◆ **YOUR INSTRUCTIONS**
Copy out each line of the material in which the word "this" appears.

◆ **DATA SHOWN**

********************

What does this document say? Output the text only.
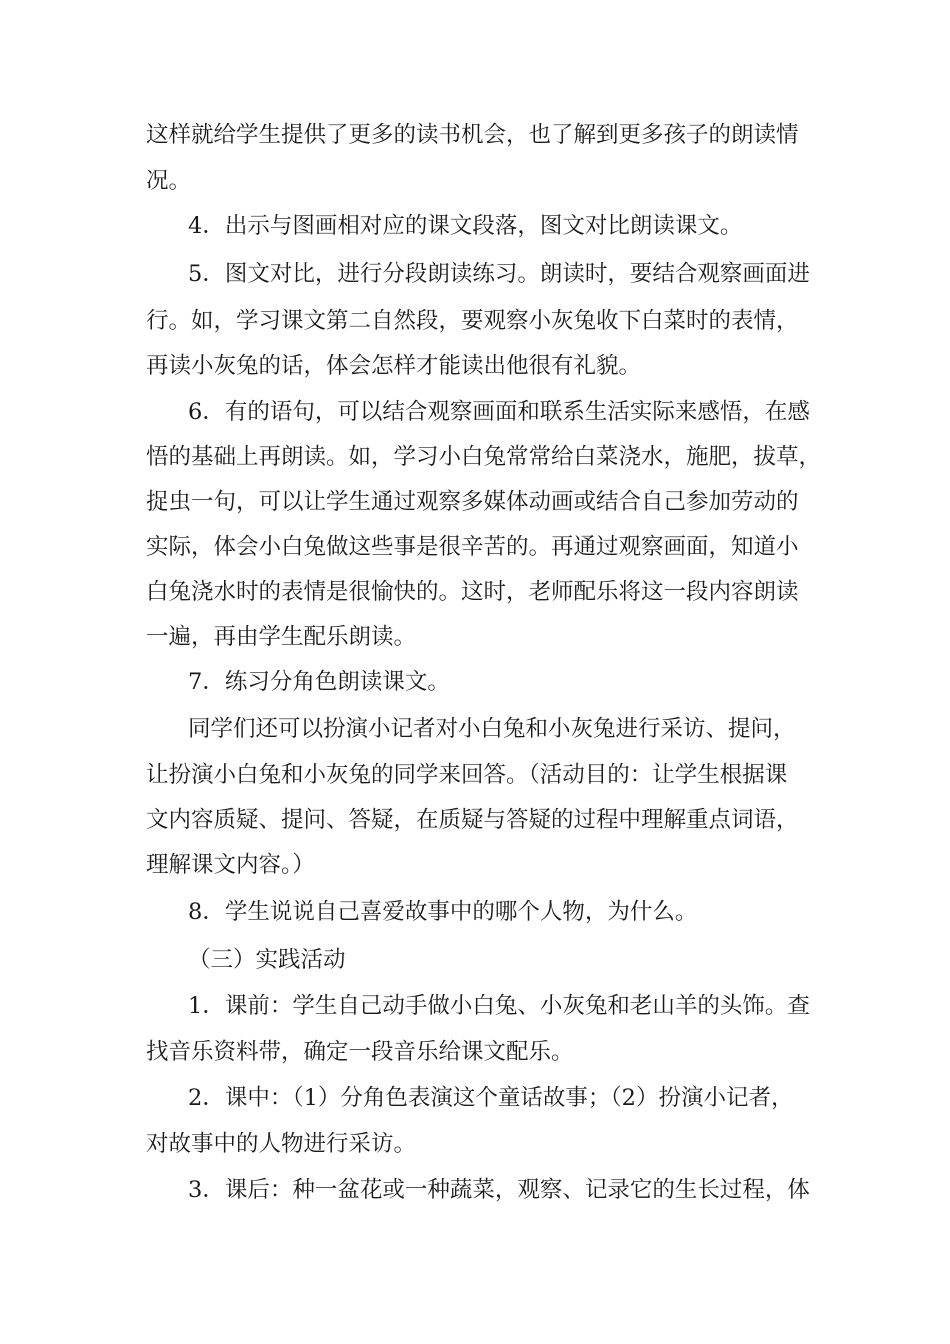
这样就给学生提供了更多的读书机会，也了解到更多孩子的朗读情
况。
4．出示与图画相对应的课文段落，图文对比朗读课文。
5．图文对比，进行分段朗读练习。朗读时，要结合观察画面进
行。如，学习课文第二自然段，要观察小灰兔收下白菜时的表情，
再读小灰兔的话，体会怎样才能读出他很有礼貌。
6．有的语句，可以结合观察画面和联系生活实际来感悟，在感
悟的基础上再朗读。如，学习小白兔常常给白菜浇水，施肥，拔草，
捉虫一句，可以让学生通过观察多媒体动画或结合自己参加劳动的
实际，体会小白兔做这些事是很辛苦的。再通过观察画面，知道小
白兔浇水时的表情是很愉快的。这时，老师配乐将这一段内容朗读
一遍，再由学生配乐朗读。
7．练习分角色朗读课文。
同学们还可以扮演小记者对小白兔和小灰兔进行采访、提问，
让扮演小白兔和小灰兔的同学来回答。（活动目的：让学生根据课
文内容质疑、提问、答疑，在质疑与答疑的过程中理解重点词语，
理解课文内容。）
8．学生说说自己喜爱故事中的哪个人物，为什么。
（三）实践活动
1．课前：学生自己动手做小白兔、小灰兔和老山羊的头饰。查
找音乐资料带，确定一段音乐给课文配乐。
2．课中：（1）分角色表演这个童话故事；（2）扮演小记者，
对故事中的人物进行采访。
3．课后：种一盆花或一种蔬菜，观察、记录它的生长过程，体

********************

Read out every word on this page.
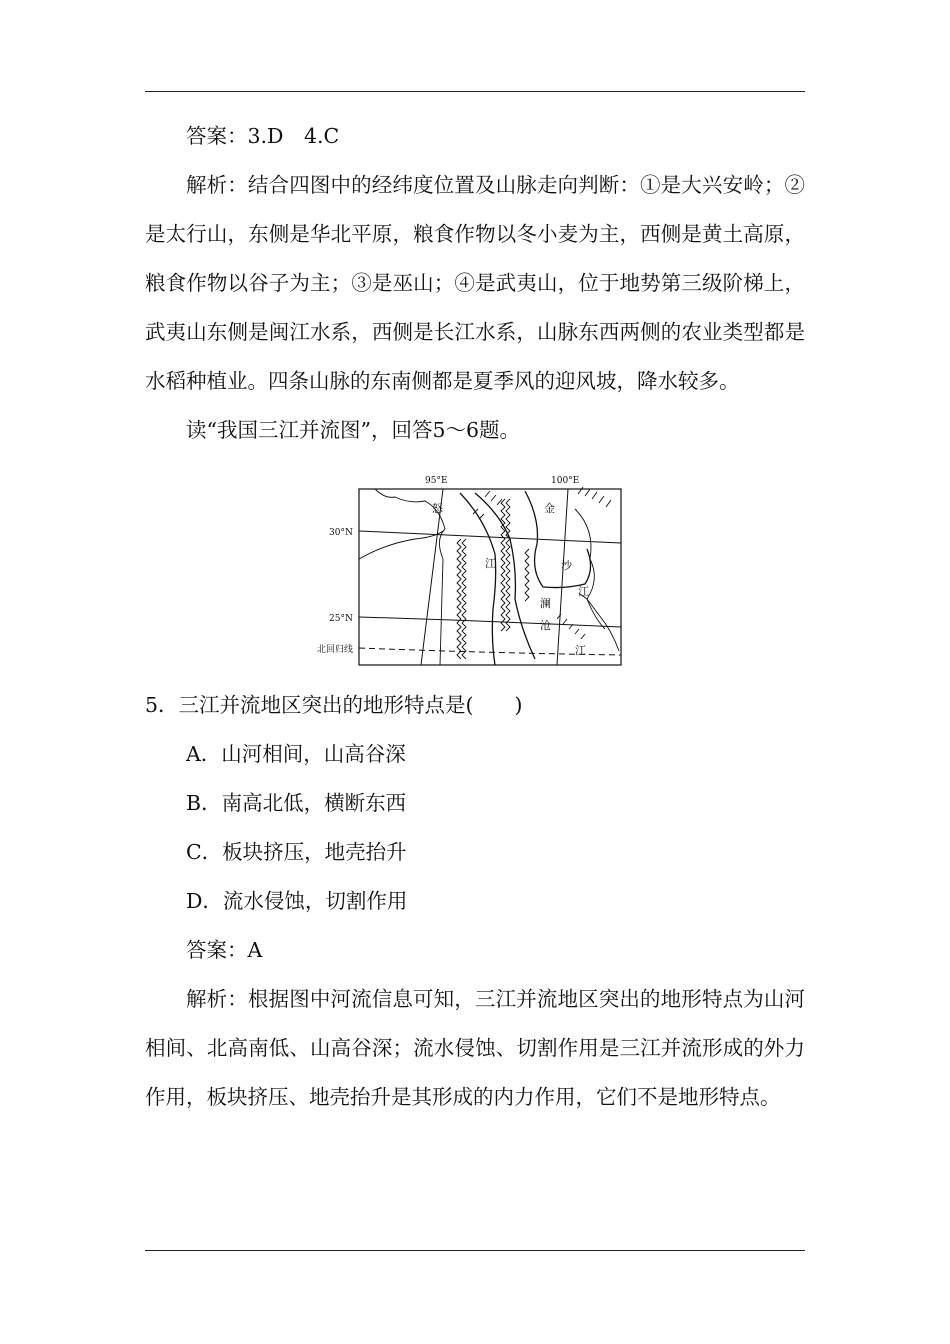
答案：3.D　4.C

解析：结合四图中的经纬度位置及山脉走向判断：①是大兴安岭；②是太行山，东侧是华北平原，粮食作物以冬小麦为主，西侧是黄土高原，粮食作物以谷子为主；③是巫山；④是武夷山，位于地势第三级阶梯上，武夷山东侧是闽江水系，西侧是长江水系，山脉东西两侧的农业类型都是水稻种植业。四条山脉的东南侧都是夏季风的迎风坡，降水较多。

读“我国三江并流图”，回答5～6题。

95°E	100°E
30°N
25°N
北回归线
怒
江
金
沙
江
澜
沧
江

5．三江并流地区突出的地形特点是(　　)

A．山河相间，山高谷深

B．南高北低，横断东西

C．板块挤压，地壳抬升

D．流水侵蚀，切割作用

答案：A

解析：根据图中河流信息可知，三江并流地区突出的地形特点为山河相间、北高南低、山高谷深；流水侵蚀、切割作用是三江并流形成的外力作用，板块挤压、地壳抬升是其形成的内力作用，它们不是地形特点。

********************

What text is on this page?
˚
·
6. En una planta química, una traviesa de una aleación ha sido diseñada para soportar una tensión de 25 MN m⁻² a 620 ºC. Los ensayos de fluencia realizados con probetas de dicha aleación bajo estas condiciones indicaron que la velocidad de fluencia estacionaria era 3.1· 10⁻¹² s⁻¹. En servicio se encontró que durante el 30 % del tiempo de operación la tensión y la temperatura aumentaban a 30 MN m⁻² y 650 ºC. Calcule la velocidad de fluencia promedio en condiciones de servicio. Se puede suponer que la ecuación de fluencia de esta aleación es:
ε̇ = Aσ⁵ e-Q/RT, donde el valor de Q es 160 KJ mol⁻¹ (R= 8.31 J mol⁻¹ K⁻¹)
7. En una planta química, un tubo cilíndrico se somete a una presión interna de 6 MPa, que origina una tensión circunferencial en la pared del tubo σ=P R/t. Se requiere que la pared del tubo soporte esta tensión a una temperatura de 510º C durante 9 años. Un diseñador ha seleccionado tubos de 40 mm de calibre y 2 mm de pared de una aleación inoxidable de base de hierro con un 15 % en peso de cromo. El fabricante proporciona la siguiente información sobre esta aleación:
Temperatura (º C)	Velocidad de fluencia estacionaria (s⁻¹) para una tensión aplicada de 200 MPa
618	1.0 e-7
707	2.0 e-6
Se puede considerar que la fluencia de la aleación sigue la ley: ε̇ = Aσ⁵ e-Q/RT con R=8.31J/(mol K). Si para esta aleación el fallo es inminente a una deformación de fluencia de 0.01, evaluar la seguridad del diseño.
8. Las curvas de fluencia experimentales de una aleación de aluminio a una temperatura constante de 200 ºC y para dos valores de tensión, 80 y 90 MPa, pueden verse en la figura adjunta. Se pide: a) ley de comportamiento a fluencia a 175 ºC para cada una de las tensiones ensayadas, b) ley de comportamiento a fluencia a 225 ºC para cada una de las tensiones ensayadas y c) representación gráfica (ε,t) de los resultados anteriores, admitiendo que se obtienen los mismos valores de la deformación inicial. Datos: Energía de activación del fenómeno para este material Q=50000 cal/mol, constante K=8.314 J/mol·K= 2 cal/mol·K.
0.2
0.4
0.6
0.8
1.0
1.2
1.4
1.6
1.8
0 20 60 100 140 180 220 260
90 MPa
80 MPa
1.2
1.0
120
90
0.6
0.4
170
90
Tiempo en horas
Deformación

********************

◆ **ANSWER IN FULL**
What does this document say? Output the text only.
Read out every word on this page.
What text is on this page?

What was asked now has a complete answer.